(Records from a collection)
┄┄┄┄┄┄┄┄┄┄┄┄┄┄┄┄┄┄┄┄

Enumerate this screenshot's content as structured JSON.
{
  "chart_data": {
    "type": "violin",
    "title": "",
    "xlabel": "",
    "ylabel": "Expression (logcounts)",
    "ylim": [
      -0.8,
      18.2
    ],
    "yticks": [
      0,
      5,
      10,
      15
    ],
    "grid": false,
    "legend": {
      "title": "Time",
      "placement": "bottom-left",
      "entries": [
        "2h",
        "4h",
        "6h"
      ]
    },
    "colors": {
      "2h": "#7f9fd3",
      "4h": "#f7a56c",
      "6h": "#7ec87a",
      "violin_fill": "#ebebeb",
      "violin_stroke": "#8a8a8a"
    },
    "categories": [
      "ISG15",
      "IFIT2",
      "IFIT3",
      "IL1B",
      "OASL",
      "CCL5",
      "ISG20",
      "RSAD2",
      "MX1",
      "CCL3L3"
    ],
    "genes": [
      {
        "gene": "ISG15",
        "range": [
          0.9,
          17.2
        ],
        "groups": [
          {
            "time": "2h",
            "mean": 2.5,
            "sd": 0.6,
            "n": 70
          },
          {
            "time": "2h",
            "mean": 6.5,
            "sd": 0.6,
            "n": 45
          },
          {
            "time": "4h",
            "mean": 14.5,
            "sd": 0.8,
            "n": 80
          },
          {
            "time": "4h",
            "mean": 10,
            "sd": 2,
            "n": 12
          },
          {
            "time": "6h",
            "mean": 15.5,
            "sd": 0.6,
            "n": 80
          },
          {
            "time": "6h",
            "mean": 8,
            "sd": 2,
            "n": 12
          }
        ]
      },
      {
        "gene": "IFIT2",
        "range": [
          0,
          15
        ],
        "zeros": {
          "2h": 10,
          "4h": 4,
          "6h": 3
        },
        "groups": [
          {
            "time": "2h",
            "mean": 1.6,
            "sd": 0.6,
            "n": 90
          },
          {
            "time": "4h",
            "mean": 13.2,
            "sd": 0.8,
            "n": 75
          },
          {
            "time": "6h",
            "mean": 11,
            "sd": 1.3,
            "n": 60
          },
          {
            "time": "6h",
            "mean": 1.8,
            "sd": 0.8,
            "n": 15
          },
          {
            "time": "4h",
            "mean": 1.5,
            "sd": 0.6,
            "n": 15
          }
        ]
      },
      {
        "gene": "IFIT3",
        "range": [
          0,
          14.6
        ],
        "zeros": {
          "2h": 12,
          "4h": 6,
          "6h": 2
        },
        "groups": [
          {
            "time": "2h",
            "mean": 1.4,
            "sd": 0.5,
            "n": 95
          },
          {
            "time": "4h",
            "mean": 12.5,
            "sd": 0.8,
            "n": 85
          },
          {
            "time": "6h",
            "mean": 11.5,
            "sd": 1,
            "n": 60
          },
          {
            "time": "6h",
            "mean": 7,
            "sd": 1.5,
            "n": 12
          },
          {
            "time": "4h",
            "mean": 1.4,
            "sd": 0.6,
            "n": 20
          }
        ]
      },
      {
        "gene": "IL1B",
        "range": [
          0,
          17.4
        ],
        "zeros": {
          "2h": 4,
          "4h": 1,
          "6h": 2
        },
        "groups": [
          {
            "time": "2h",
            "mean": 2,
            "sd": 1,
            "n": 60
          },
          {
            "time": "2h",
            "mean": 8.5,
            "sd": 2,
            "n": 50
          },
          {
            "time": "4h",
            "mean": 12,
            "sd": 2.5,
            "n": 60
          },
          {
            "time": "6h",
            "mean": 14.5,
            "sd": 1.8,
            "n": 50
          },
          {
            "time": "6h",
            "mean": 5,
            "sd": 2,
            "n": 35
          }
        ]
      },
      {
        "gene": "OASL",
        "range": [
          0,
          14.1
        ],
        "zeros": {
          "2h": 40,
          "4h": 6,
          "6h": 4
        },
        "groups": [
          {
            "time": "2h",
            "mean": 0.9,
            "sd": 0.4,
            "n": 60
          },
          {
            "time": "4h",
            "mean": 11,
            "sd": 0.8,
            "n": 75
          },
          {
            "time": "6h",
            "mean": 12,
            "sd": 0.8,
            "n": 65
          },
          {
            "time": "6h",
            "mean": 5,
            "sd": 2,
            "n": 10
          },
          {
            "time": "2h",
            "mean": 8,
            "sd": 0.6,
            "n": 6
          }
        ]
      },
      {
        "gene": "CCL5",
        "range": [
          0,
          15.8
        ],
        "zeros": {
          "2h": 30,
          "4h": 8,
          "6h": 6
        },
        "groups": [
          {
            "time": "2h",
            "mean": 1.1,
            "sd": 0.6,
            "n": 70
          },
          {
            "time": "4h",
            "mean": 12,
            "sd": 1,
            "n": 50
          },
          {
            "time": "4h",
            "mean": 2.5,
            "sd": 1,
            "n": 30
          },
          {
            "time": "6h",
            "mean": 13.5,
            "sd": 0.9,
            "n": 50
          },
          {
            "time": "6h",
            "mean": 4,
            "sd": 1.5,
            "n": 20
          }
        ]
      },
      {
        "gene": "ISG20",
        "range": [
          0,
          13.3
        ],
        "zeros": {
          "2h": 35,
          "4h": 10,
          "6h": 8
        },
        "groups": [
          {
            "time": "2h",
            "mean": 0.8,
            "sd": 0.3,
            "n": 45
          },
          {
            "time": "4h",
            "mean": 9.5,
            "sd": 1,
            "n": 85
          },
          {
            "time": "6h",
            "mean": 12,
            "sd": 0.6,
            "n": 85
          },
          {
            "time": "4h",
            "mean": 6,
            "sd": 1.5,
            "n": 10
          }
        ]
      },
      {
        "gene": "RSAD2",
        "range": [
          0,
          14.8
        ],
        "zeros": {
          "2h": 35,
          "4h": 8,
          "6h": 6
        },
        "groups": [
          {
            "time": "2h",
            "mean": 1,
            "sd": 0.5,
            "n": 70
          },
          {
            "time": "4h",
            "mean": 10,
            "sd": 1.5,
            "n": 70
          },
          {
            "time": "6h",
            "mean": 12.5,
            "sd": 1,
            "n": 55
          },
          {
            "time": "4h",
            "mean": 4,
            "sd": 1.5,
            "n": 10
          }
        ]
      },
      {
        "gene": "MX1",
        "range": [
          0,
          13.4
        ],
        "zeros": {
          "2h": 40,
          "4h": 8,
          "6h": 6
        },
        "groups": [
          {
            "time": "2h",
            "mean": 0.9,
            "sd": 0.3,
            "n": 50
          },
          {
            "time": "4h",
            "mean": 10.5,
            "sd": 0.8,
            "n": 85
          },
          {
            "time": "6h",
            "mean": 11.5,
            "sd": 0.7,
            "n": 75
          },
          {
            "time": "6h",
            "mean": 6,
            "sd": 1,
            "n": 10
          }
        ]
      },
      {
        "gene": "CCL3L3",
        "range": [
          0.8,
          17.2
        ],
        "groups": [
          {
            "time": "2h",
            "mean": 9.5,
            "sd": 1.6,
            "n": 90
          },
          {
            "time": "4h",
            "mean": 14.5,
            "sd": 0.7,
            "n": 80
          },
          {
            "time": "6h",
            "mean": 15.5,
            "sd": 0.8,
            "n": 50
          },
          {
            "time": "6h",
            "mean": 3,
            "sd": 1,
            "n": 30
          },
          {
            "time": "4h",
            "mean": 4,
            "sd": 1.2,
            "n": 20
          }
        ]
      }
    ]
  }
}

┄┄┄┄┄┄┄┄┄┄┄┄┄┄┄┄┄┄┄┄

Set down the whole of the data, exactly as it stands.

▶ Completed task:
Enumerate this screenshot's content as structured JSON.
{
  "chart_data": {
    "type": "violin",
    "title": "",
    "xlabel": "",
    "ylabel": "Expression (logcounts)",
    "ylim": [
      -0.8,
      18.2
    ],
    "yticks": [
      0,
      5,
      10,
      15
    ],
    "grid": false,
    "legend": {
      "title": "Time",
      "placement": "bottom-left",
      "entries": [
        "2h",
        "4h",
        "6h"
      ]
    },
    "colors": {
      "2h": "#7f9fd3",
      "4h": "#f7a56c",
      "6h": "#7ec87a",
      "violin_fill": "#ebebeb",
      "violin_stroke": "#8a8a8a"
    },
    "categories": [
      "ISG15",
      "IFIT2",
      "IFIT3",
      "IL1B",
      "OASL",
      "CCL5",
      "ISG20",
      "RSAD2",
      "MX1",
      "CCL3L3"
    ],
    "genes": [
      {
        "gene": "ISG15",
        "range": [
          0.9,
          17.2
        ],
        "groups": [
          {
            "time": "2h",
            "mean": 2.5,
            "sd": 0.6,
            "n": 70
          },
          {
            "time": "2h",
            "mean": 6.5,
            "sd": 0.6,
            "n": 45
          },
          {
            "time": "4h",
            "mean": 14.5,
            "sd": 0.8,
            "n": 80
          },
          {
            "time": "4h",
            "mean": 10,
            "sd": 2,
            "n": 12
          },
          {
            "time": "6h",
            "mean": 15.5,
            "sd": 0.6,
            "n": 80
          },
          {
            "time": "6h",
            "mean": 8,
            "sd": 2,
            "n": 12
          }
        ]
      },
      {
        "gene": "IFIT2",
        "range": [
          0,
          15
        ],
        "zeros": {
          "2h": 10,
          "4h": 4,
          "6h": 3
        },
        "groups": [
          {
            "time": "2h",
            "mean": 1.6,
            "sd": 0.6,
            "n": 90
          },
          {
            "time": "4h",
            "mean": 13.2,
            "sd": 0.8,
            "n": 75
          },
          {
            "time": "6h",
            "mean": 11,
            "sd": 1.3,
            "n": 60
          },
          {
            "time": "6h",
            "mean": 1.8,
            "sd": 0.8,
            "n": 15
          },
          {
            "time": "4h",
            "mean": 1.5,
            "sd": 0.6,
            "n": 15
          }
        ]
      },
      {
        "gene": "IFIT3",
        "range": [
          0,
          14.6
        ],
        "zeros": {
          "2h": 12,
          "4h": 6,
          "6h": 2
        },
        "groups": [
          {
            "time": "2h",
            "mean": 1.4,
            "sd": 0.5,
            "n": 95
          },
          {
            "time": "4h",
            "mean": 12.5,
            "sd": 0.8,
            "n": 85
          },
          {
            "time": "6h",
            "mean": 11.5,
            "sd": 1,
            "n": 60
          },
          {
            "time": "6h",
            "mean": 7,
            "sd": 1.5,
            "n": 12
          },
          {
            "time": "4h",
            "mean": 1.4,
            "sd": 0.6,
            "n": 20
          }
        ]
      },
      {
        "gene": "IL1B",
        "range": [
          0,
          17.4
        ],
        "zeros": {
          "2h": 4,
          "4h": 1,
          "6h": 2
        },
        "groups": [
          {
            "time": "2h",
            "mean": 2,
            "sd": 1,
            "n": 60
          },
          {
            "time": "2h",
            "mean": 8.5,
            "sd": 2,
            "n": 50
          },
          {
            "time": "4h",
            "mean": 12,
            "sd": 2.5,
            "n": 60
          },
          {
            "time": "6h",
            "mean": 14.5,
            "sd": 1.8,
            "n": 50
          },
          {
            "time": "6h",
            "mean": 5,
            "sd": 2,
            "n": 35
          }
        ]
      },
      {
        "gene": "OASL",
        "range": [
          0,
          14.1
        ],
        "zeros": {
          "2h": 40,
          "4h": 6,
          "6h": 4
        },
        "groups": [
          {
            "time": "2h",
            "mean": 0.9,
            "sd": 0.4,
            "n": 60
          },
          {
            "time": "4h",
            "mean": 11,
            "sd": 0.8,
            "n": 75
          },
          {
            "time": "6h",
            "mean": 12,
            "sd": 0.8,
            "n": 65
          },
          {
            "time": "6h",
            "mean": 5,
            "sd": 2,
            "n": 10
          },
          {
            "time": "2h",
            "mean": 8,
            "sd": 0.6,
            "n": 6
          }
        ]
      },
      {
        "gene": "CCL5",
        "range": [
          0,
          15.8
        ],
        "zeros": {
          "2h": 30,
          "4h": 8,
          "6h": 6
        },
        "groups": [
          {
            "time": "2h",
            "mean": 1.1,
            "sd": 0.6,
            "n": 70
          },
          {
            "time": "4h",
            "mean": 12,
            "sd": 1,
            "n": 50
          },
          {
            "time": "4h",
            "mean": 2.5,
            "sd": 1,
            "n": 30
          },
          {
            "time": "6h",
            "mean": 13.5,
            "sd": 0.9,
            "n": 50
          },
          {
            "time": "6h",
            "mean": 4,
            "sd": 1.5,
            "n": 20
          }
        ]
      },
      {
        "gene": "ISG20",
        "range": [
          0,
          13.3
        ],
        "zeros": {
          "2h": 35,
          "4h": 10,
          "6h": 8
        },
        "groups": [
          {
            "time": "2h",
            "mean": 0.8,
            "sd": 0.3,
            "n": 45
          },
          {
            "time": "4h",
            "mean": 9.5,
            "sd": 1,
            "n": 85
          },
          {
            "time": "6h",
            "mean": 12,
            "sd": 0.6,
            "n": 85
          },
          {
            "time": "4h",
            "mean": 6,
            "sd": 1.5,
            "n": 10
          }
        ]
      },
      {
        "gene": "RSAD2",
        "range": [
          0,
          14.8
        ],
        "zeros": {
          "2h": 35,
          "4h": 8,
          "6h": 6
        },
        "groups": [
          {
            "time": "2h",
            "mean": 1,
            "sd": 0.5,
            "n": 70
          },
          {
            "time": "4h",
            "mean": 10,
            "sd": 1.5,
            "n": 70
          },
          {
            "time": "6h",
            "mean": 12.5,
            "sd": 1,
            "n": 55
          },
          {
            "time": "4h",
            "mean": 4,
            "sd": 1.5,
            "n": 10
          }
        ]
      },
      {
        "gene": "MX1",
        "range": [
          0,
          13.4
        ],
        "zeros": {
          "2h": 40,
          "4h": 8,
          "6h": 6
        },
        "groups": [
          {
            "time": "2h",
            "mean": 0.9,
            "sd": 0.3,
            "n": 50
          },
          {
            "time": "4h",
            "mean": 10.5,
            "sd": 0.8,
            "n": 85
          },
          {
            "time": "6h",
            "mean": 11.5,
            "sd": 0.7,
            "n": 75
          },
          {
            "time": "6h",
            "mean": 6,
            "sd": 1,
            "n": 10
          }
        ]
      },
      {
        "gene": "CCL3L3",
        "range": [
          0.8,
          17.2
        ],
        "groups": [
          {
            "time": "2h",
            "mean": 9.5,
            "sd": 1.6,
            "n": 90
          },
          {
            "time": "4h",
            "mean": 14.5,
            "sd": 0.7,
            "n": 80
          },
          {
            "time": "6h",
            "mean": 15.5,
            "sd": 0.8,
            "n": 50
          },
          {
            "time": "6h",
            "mean": 3,
            "sd": 1,
            "n": 30
          },
          {
            "time": "4h",
            "mean": 4,
            "sd": 1.2,
            "n": 20
          }
        ]
      }
    ]
  }
}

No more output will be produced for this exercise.